• **Written task**
Each line that holds the word "true" counts once; give the total for the records below and nothing else.

• **Records shown**
☆ ☆ ☆ ☆ ☆ ☆ ☆
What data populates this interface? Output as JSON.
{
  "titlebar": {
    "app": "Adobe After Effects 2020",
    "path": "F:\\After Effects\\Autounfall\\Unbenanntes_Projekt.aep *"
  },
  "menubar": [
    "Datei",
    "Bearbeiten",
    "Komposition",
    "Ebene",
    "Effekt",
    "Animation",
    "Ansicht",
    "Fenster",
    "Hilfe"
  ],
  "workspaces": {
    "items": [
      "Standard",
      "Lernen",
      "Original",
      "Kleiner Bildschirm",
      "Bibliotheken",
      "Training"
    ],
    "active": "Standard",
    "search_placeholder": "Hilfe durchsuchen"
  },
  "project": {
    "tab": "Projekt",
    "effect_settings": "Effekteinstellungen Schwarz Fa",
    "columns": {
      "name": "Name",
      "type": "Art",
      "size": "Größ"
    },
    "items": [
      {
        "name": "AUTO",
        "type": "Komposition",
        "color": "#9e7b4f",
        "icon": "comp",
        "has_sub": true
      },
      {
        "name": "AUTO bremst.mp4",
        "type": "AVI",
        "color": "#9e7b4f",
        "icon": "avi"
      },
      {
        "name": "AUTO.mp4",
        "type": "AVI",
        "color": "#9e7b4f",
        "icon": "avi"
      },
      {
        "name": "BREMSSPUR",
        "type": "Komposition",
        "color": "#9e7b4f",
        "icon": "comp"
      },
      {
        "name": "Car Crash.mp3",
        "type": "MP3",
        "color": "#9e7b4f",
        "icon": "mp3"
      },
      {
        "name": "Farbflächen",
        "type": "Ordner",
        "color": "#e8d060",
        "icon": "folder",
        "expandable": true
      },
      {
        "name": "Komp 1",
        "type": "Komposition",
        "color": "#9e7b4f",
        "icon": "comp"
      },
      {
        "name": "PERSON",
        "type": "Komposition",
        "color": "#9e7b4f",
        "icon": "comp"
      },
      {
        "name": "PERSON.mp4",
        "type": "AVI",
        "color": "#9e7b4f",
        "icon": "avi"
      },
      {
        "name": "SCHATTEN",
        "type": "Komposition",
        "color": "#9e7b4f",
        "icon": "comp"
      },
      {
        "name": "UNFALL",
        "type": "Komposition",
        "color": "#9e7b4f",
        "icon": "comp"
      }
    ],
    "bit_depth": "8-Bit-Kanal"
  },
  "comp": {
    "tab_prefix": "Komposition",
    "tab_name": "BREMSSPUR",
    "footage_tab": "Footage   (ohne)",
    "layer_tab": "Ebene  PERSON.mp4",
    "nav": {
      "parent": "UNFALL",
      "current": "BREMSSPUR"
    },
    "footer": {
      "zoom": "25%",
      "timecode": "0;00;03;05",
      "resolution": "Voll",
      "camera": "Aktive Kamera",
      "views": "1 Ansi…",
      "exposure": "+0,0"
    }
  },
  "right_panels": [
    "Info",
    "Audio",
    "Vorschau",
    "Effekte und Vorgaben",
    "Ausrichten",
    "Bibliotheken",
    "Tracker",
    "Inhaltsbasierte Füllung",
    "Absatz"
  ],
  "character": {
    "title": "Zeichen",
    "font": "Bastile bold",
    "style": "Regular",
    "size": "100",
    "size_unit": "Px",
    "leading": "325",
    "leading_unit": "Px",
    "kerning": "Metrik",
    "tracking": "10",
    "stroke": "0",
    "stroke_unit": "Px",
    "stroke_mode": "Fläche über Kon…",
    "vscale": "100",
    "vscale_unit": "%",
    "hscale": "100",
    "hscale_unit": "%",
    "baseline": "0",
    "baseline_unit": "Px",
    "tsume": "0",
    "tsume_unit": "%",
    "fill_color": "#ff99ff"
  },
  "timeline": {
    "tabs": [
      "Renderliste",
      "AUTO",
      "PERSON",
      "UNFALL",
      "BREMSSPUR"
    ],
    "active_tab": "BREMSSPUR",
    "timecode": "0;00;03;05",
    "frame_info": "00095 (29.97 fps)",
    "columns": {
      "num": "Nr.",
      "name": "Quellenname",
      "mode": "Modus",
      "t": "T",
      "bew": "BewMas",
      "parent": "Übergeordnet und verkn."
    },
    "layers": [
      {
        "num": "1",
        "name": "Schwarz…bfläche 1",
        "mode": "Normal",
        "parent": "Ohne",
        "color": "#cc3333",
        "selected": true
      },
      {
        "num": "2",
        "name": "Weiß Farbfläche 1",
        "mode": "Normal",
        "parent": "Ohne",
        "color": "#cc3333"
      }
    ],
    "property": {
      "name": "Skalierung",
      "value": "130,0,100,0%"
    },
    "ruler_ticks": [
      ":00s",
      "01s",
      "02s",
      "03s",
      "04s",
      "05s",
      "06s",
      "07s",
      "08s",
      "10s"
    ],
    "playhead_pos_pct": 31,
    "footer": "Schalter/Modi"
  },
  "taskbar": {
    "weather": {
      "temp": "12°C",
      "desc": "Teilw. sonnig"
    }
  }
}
☆ ☆ ☆ ☆ ☆ ☆ ☆
• **Exercise result**
3